• _The problem_: Say how many lines include "should", with no words around the number.

• _Data entries_:
* * *
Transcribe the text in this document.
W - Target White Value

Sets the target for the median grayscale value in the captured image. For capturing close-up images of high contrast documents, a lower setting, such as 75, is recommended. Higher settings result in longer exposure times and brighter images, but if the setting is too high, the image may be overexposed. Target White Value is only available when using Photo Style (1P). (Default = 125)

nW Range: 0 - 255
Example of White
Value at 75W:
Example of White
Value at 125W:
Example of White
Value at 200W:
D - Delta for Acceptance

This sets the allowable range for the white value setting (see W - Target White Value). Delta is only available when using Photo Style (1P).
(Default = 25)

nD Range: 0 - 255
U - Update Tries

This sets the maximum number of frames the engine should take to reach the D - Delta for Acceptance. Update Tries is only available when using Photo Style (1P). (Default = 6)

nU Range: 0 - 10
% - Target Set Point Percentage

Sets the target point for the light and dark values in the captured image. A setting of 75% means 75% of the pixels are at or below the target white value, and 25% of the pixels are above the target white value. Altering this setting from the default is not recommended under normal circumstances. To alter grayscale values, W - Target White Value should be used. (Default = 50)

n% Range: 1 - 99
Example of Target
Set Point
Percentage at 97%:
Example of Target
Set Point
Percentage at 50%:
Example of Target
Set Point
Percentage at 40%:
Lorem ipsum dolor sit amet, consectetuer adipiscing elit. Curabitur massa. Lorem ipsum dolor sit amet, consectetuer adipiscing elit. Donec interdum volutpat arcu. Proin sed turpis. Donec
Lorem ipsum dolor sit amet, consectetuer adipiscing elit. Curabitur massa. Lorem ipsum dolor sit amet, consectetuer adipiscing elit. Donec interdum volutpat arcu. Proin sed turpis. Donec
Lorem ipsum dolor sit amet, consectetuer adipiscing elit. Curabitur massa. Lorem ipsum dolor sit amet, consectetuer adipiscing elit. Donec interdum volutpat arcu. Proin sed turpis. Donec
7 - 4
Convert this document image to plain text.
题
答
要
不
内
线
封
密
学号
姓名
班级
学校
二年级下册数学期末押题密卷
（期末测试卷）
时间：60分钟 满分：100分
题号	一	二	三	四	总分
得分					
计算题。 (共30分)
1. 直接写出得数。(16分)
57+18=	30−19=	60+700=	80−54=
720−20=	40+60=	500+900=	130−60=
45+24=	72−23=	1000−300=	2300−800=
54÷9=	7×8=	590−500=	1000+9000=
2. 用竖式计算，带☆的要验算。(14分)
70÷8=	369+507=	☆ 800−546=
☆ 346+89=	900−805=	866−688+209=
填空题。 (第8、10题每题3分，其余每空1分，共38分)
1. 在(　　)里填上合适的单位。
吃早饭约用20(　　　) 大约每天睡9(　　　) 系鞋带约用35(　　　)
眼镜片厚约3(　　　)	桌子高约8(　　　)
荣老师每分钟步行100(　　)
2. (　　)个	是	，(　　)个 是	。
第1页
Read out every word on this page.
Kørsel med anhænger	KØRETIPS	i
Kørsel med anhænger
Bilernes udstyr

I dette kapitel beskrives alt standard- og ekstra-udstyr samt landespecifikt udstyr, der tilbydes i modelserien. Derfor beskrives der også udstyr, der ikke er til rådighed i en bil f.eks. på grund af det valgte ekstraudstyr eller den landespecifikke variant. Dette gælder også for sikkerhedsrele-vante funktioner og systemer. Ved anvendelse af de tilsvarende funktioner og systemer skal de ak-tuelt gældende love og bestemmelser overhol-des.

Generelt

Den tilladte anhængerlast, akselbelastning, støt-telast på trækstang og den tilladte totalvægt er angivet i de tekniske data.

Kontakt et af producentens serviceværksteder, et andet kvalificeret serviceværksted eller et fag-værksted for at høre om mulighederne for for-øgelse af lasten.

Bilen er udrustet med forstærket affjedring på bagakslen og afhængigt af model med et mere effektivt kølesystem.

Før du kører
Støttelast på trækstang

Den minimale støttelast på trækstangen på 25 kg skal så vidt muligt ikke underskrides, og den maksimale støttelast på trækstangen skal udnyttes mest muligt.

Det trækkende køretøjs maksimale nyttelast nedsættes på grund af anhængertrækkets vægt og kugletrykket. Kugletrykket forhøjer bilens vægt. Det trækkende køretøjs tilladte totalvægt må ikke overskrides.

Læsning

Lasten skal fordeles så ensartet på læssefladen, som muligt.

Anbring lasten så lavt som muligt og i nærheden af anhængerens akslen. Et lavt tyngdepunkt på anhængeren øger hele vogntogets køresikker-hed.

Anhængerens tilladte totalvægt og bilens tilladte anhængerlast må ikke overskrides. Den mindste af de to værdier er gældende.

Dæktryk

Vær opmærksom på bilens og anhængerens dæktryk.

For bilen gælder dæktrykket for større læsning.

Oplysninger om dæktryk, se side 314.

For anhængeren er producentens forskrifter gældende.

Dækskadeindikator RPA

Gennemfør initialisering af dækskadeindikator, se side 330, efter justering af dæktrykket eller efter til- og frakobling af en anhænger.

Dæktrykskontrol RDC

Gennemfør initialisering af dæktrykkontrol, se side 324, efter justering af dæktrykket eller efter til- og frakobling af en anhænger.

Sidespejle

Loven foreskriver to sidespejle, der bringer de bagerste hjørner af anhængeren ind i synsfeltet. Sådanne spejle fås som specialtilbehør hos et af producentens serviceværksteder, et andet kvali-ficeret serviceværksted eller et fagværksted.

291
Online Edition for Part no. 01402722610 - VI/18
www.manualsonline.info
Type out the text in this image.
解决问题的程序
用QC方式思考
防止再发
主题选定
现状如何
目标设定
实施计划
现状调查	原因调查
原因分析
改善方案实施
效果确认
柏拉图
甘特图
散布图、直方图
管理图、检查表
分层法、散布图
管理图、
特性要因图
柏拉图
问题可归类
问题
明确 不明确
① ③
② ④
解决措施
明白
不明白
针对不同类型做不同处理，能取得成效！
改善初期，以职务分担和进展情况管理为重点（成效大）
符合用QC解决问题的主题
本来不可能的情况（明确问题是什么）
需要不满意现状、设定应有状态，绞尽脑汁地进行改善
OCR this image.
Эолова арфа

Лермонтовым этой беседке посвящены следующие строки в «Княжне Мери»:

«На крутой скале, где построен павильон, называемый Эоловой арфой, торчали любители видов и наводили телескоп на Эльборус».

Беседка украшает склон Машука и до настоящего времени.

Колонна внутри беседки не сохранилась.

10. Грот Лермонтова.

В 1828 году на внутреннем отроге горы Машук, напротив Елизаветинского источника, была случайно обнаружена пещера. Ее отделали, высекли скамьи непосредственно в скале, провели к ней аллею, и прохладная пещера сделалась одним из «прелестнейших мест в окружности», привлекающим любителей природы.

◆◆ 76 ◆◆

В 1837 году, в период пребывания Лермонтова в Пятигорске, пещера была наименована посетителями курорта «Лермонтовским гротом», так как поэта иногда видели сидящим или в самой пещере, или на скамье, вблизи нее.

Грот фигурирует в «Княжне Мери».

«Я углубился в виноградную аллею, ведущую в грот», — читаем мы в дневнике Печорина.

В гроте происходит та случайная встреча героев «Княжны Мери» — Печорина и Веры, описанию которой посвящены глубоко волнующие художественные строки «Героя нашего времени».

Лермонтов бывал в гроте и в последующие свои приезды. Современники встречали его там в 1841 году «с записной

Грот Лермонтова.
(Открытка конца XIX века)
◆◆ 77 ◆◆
* * *
• _Response_: 2